=== MATERIAL FOR THE TASK ===

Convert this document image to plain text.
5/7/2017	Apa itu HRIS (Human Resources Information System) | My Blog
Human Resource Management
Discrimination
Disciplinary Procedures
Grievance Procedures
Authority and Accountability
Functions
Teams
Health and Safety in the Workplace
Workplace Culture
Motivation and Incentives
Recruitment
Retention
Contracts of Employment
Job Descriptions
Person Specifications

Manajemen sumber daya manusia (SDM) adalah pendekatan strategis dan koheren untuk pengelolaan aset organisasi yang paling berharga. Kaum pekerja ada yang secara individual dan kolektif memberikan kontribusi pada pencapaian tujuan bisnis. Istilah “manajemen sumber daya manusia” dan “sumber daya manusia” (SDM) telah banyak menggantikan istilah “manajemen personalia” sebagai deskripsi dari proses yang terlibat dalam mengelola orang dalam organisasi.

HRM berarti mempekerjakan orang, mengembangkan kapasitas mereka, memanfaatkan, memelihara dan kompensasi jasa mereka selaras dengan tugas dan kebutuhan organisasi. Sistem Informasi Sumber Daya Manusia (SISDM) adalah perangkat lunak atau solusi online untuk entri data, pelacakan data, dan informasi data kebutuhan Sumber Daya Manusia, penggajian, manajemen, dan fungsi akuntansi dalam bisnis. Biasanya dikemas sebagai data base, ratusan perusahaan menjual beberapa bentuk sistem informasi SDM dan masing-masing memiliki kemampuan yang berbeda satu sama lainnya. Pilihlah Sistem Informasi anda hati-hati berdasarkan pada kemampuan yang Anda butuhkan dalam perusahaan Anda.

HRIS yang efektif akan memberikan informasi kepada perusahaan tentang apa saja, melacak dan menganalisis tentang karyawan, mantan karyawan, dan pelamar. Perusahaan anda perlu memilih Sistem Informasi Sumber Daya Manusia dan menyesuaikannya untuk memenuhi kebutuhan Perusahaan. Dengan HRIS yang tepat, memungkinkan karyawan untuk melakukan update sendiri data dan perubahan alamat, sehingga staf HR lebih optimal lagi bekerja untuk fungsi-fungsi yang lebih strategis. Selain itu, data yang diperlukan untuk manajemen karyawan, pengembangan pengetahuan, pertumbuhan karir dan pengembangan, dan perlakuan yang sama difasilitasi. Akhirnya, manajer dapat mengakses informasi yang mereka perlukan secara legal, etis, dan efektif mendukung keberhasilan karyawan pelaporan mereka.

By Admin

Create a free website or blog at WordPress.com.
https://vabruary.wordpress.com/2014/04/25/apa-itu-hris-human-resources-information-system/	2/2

=== THE REQUEST ===
Can you reproduce all the material exactly?

=== COMPLETE OUTPUT ===
Convert this document image to plain text.
5/7/2017	Apa itu HRIS (Human Resources Information System) | My Blog
Human Resource Management
Discrimination
Disciplinary Procedures
Grievance Procedures
Authority and Accountability
Functions
Teams
Health and Safety in the Workplace
Workplace Culture
Motivation and Incentives
Recruitment
Retention
Contracts of Employment
Job Descriptions
Person Specifications

Manajemen sumber daya manusia (SDM) adalah pendekatan strategis dan koheren untuk pengelolaan aset organisasi yang paling berharga. Kaum pekerja ada yang secara individual dan kolektif memberikan kontribusi pada pencapaian tujuan bisnis. Istilah “manajemen sumber daya manusia” dan “sumber daya manusia” (SDM) telah banyak menggantikan istilah “manajemen personalia” sebagai deskripsi dari proses yang terlibat dalam mengelola orang dalam organisasi.

HRM berarti mempekerjakan orang, mengembangkan kapasitas mereka, memanfaatkan, memelihara dan kompensasi jasa mereka selaras dengan tugas dan kebutuhan organisasi. Sistem Informasi Sumber Daya Manusia (SISDM) adalah perangkat lunak atau solusi online untuk entri data, pelacakan data, dan informasi data kebutuhan Sumber Daya Manusia, penggajian, manajemen, dan fungsi akuntansi dalam bisnis. Biasanya dikemas sebagai data base, ratusan perusahaan menjual beberapa bentuk sistem informasi SDM dan masing-masing memiliki kemampuan yang berbeda satu sama lainnya. Pilihlah Sistem Informasi anda hati-hati berdasarkan pada kemampuan yang Anda butuhkan dalam perusahaan Anda.

HRIS yang efektif akan memberikan informasi kepada perusahaan tentang apa saja, melacak dan menganalisis tentang karyawan, mantan karyawan, dan pelamar. Perusahaan anda perlu memilih Sistem Informasi Sumber Daya Manusia dan menyesuaikannya untuk memenuhi kebutuhan Perusahaan. Dengan HRIS yang tepat, memungkinkan karyawan untuk melakukan update sendiri data dan perubahan alamat, sehingga staf HR lebih optimal lagi bekerja untuk fungsi-fungsi yang lebih strategis. Selain itu, data yang diperlukan untuk manajemen karyawan, pengembangan pengetahuan, pertumbuhan karir dan pengembangan, dan perlakuan yang sama difasilitasi. Akhirnya, manajer dapat mengakses informasi yang mereka perlukan secara legal, etis, dan efektif mendukung keberhasilan karyawan pelaporan mereka.

By Admin

Create a free website or blog at WordPress.com.
https://vabruary.wordpress.com/2014/04/25/apa-itu-hris-human-resources-information-system/	2/2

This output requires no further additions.